### RECORDS SHOWN:
'''
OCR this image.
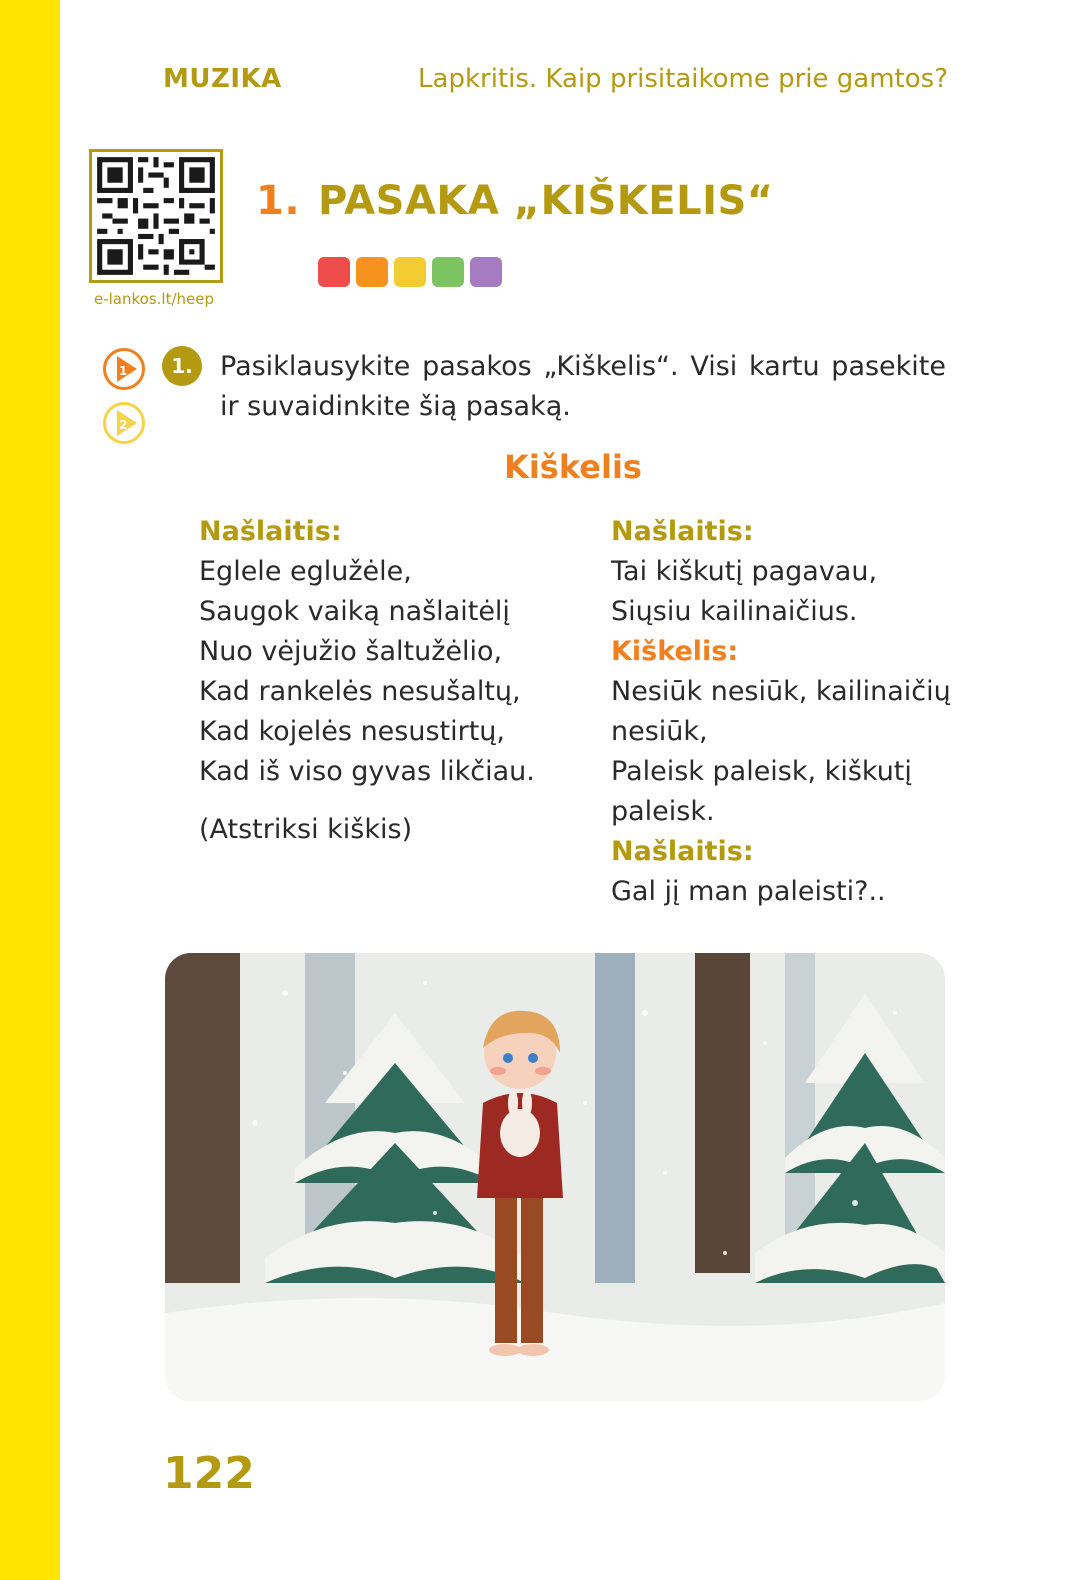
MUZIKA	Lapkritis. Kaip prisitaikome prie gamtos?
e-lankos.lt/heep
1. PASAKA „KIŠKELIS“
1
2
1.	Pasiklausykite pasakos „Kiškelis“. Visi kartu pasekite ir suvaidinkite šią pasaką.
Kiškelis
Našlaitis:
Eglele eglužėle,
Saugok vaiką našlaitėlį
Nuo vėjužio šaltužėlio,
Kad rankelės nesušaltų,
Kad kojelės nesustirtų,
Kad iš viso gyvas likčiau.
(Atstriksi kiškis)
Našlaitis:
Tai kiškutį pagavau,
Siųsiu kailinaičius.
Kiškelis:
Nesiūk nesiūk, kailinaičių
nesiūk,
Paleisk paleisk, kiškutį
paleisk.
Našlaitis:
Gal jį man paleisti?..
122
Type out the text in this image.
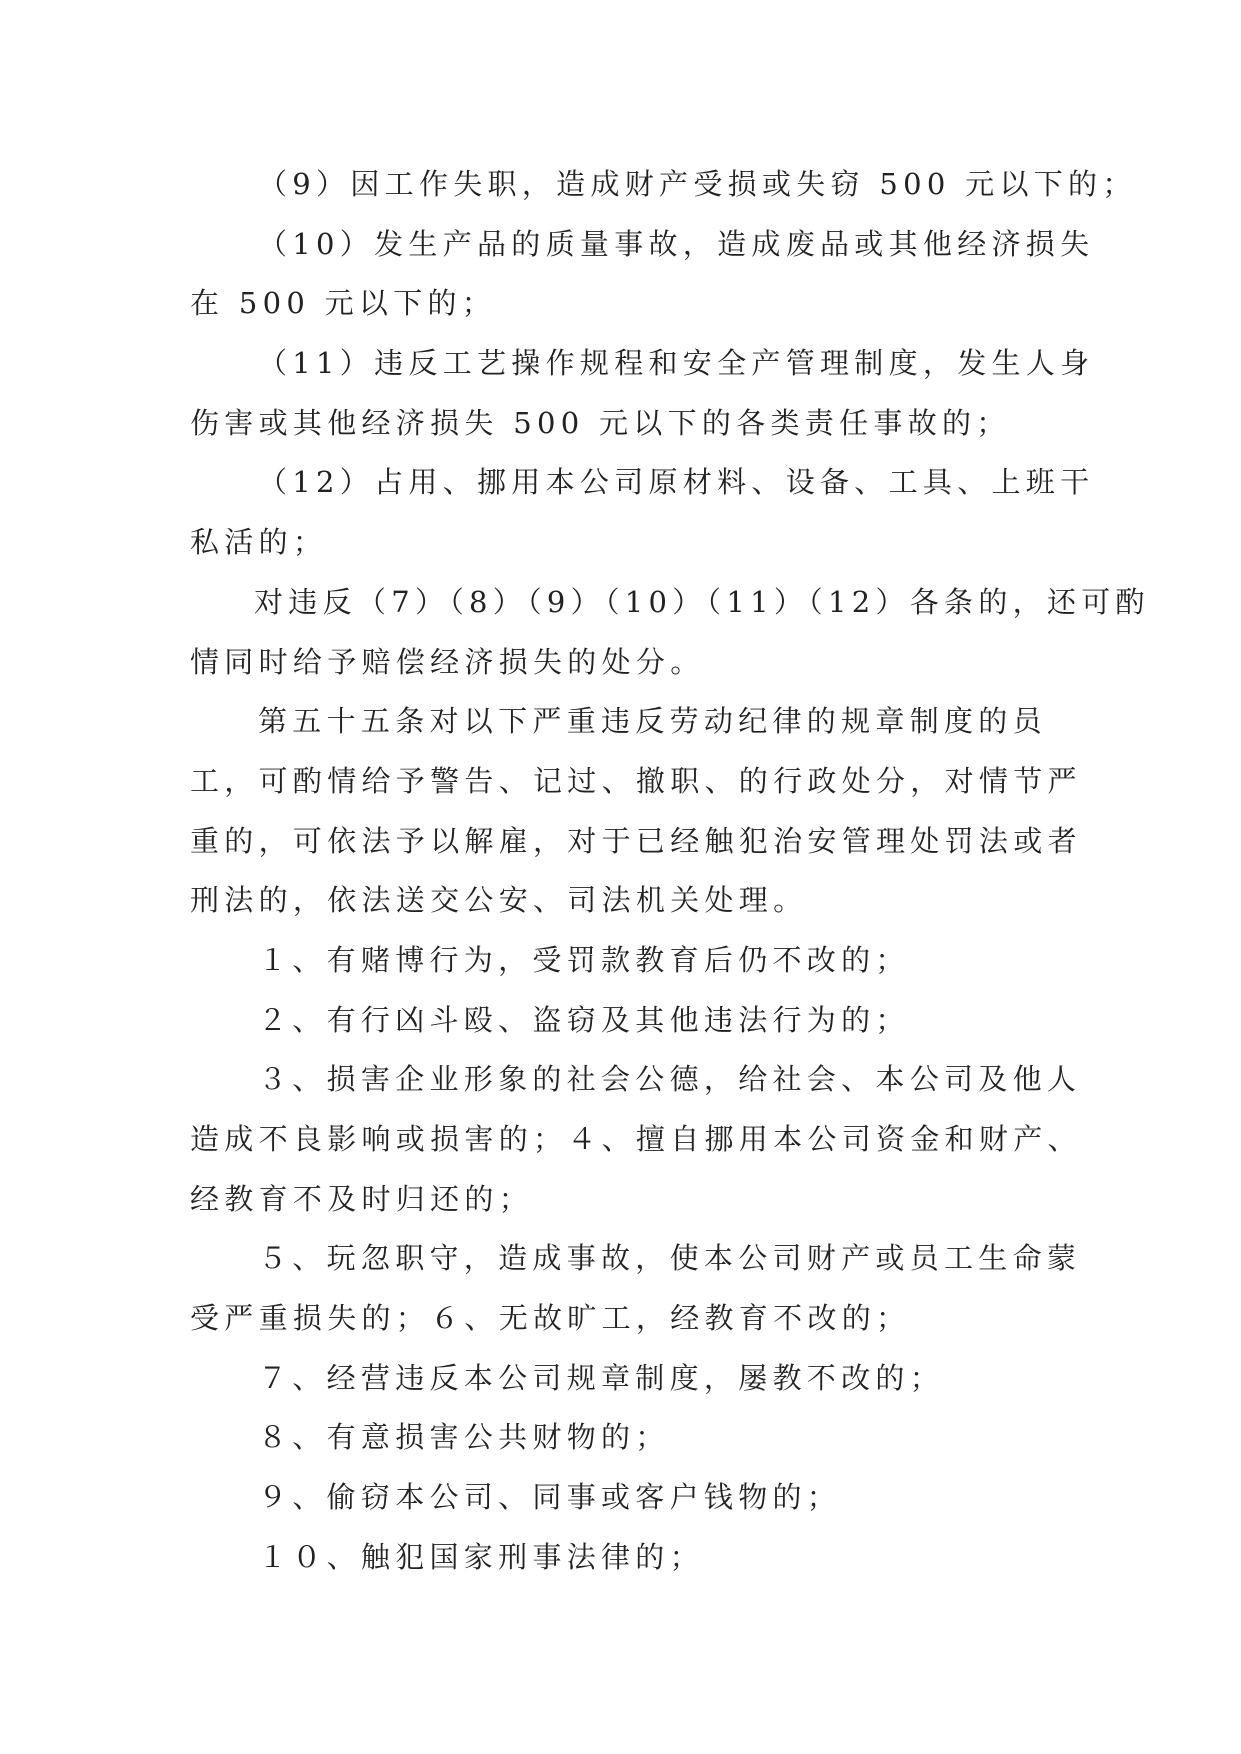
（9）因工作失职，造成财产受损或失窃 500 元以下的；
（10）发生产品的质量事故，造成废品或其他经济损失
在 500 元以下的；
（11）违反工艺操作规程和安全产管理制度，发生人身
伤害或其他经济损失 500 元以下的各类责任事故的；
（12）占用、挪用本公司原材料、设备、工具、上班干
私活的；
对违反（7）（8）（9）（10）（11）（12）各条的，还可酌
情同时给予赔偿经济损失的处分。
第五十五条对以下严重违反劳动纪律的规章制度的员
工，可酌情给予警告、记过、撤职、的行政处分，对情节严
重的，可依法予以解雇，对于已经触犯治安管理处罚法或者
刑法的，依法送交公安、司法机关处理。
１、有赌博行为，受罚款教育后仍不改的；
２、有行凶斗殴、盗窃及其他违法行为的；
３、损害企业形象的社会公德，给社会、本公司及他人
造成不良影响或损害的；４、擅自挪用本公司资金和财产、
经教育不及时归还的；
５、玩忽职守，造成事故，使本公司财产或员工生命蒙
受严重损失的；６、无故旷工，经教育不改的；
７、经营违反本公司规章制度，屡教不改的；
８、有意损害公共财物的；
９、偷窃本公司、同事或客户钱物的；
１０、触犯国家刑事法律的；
'''
'''
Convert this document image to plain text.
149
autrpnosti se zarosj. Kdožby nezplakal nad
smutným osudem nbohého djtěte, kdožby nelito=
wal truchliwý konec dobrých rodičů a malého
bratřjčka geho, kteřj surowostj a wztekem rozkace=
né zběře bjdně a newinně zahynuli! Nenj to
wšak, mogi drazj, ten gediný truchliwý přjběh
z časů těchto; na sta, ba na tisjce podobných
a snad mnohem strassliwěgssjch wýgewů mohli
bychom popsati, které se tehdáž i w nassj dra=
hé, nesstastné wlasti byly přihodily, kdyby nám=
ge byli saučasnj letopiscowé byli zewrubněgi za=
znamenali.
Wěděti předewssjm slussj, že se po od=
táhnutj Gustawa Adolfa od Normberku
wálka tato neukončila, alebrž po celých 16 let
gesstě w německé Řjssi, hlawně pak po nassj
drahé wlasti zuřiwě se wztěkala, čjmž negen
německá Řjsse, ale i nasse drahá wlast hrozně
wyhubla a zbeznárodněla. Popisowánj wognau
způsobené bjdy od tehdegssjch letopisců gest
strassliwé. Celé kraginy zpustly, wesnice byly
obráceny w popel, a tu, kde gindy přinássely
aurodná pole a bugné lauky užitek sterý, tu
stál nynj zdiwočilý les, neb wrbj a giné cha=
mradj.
'''
### GIVEN TASK:
Each line in the entries above that includes the string "truchliwý" should be extracted.

### RESPONSE BELOW:
wal truchliwý konec dobrých rodičů a malého
wšak, mogi drazj, ten gediný truchliwý přjběh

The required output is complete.